Dataset entries
-- begin --

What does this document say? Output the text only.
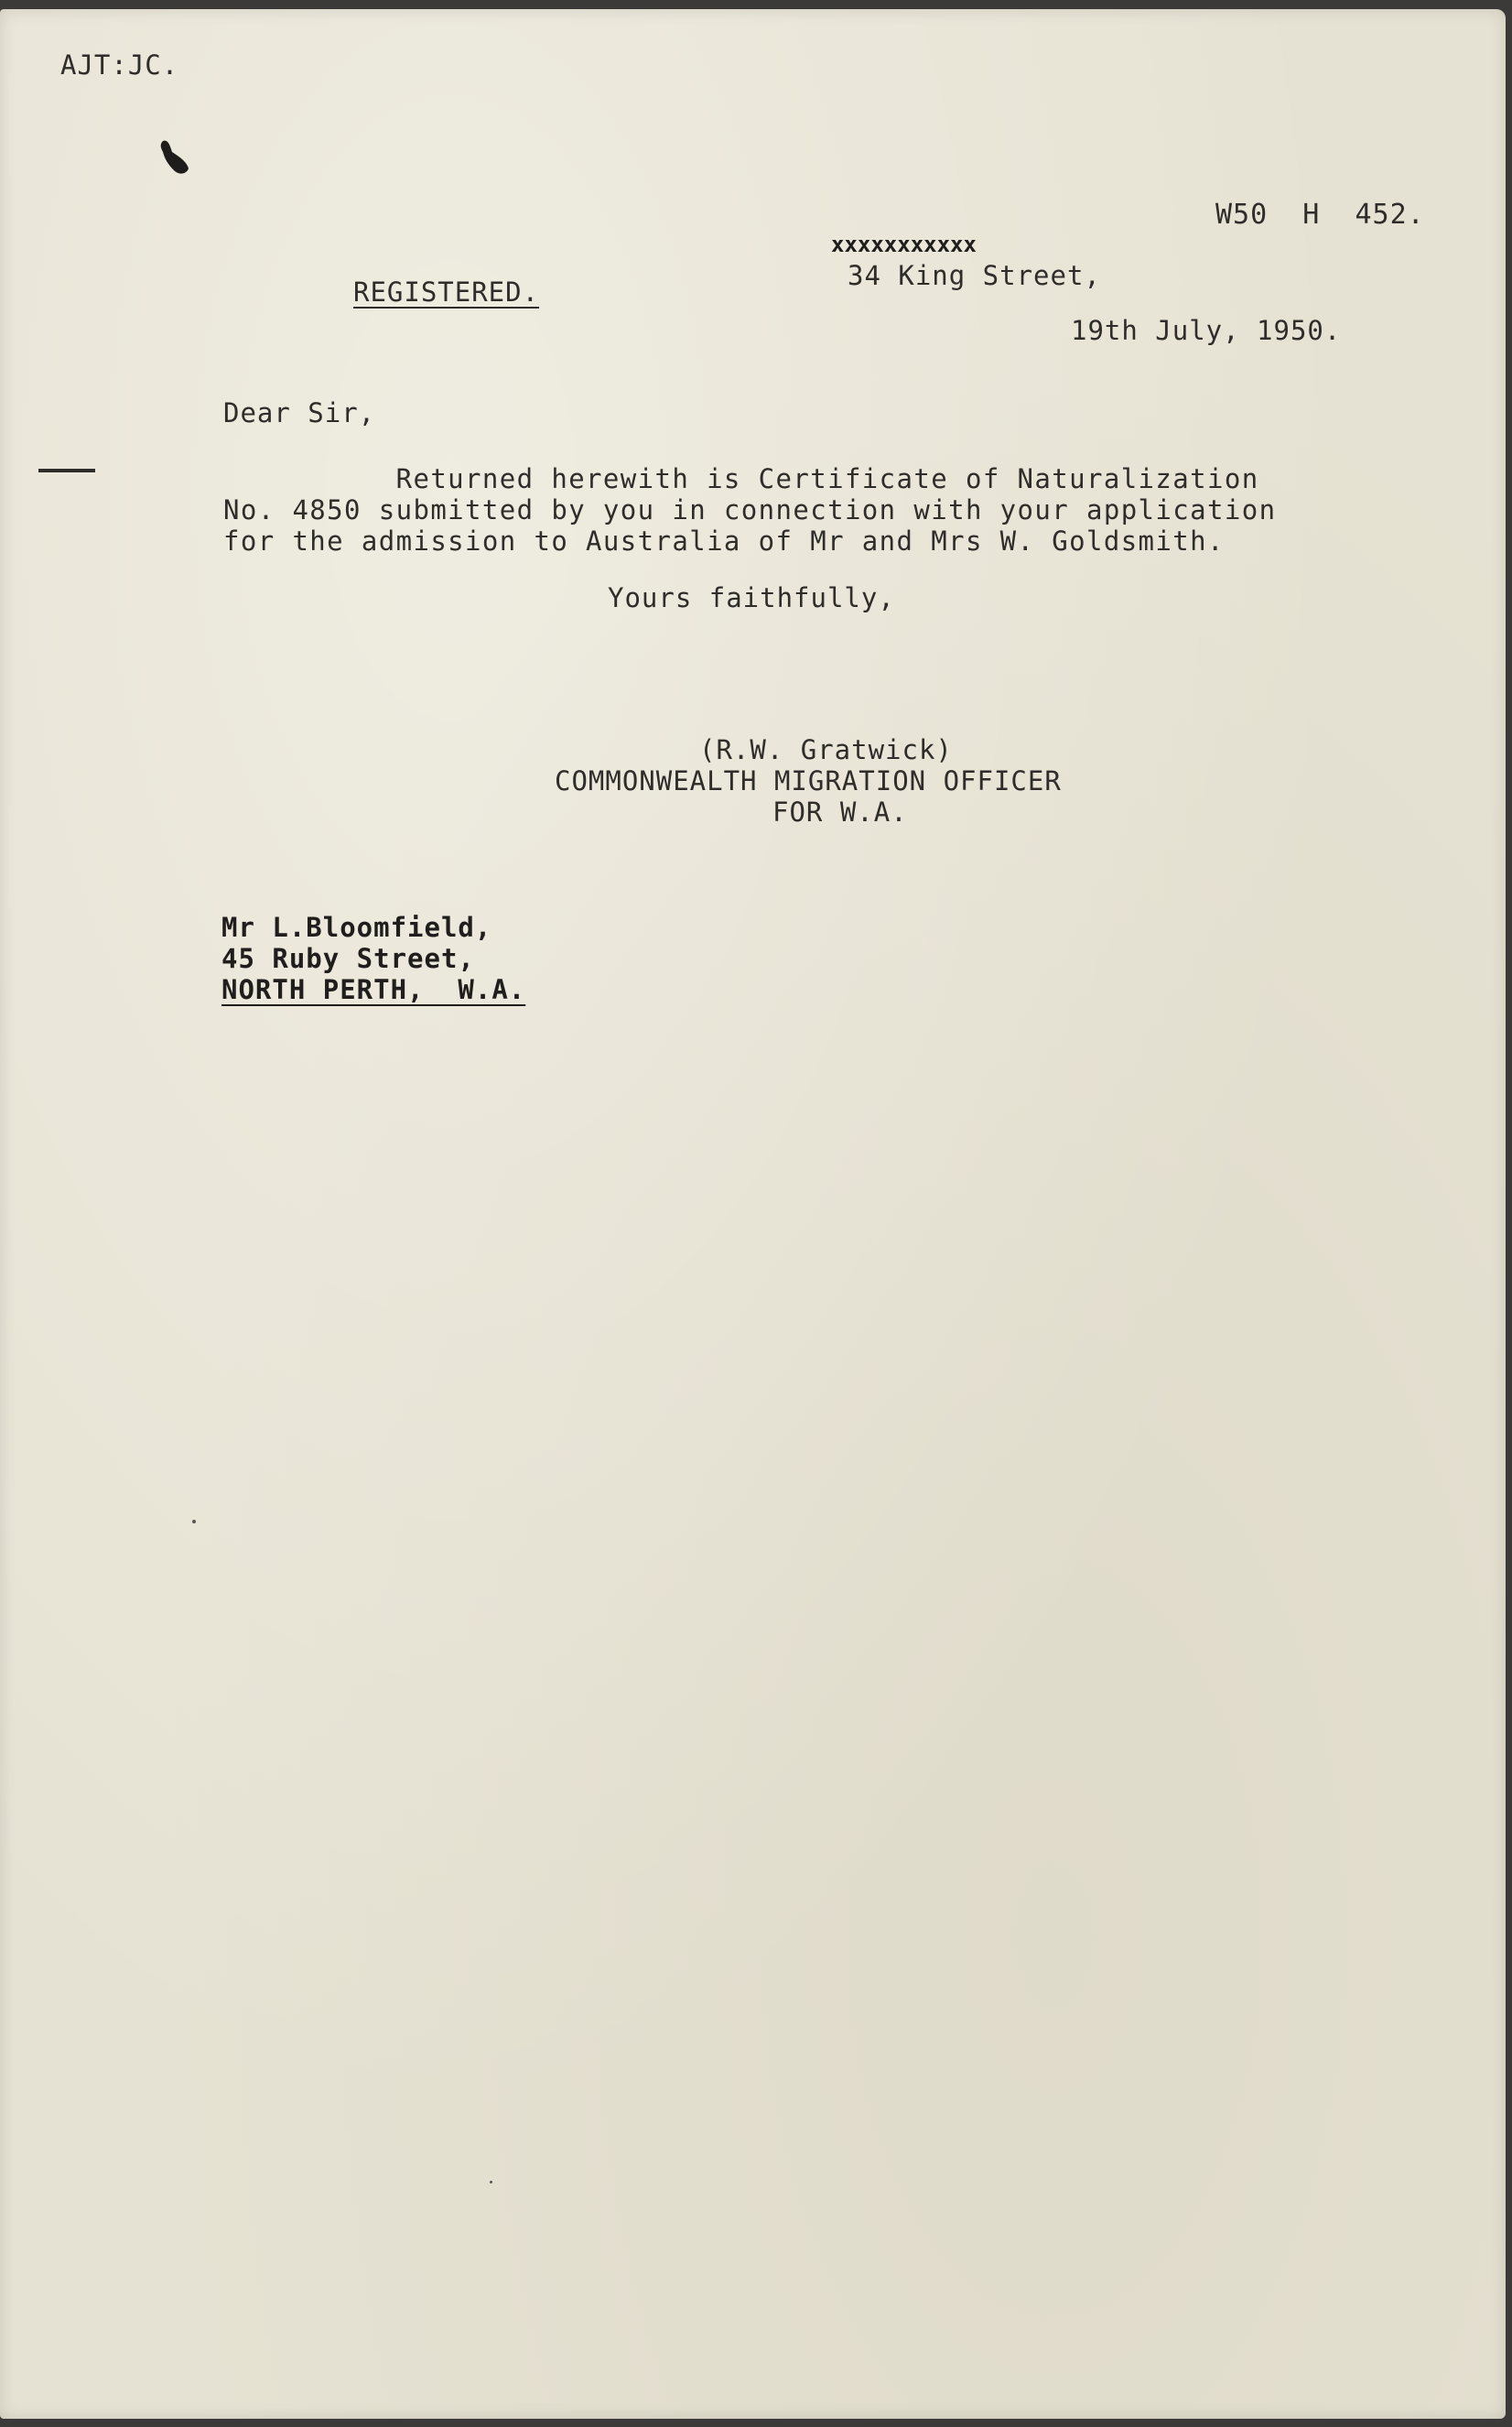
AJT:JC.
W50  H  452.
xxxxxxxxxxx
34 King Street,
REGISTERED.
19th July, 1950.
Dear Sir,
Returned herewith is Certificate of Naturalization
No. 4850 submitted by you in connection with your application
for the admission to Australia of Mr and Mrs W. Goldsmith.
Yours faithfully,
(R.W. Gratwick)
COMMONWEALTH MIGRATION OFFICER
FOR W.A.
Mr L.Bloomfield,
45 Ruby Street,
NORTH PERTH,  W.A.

-- end --

WORK TO BE COMPLETED >>
Leave out all images, then reproduce the entries above exactly.

TASK SOLUTION >>
What does this document say? Output the text only.
AJT:JC.
W50  H  452.
xxxxxxxxxxx
34 King Street,
REGISTERED.
19th July, 1950.
Dear Sir,
Returned herewith is Certificate of Naturalization
No. 4850 submitted by you in connection with your application
for the admission to Australia of Mr and Mrs W. Goldsmith.
Yours faithfully,
(R.W. Gratwick)
COMMONWEALTH MIGRATION OFFICER
FOR W.A.
Mr L.Bloomfield,
45 Ruby Street,
NORTH PERTH,  W.A.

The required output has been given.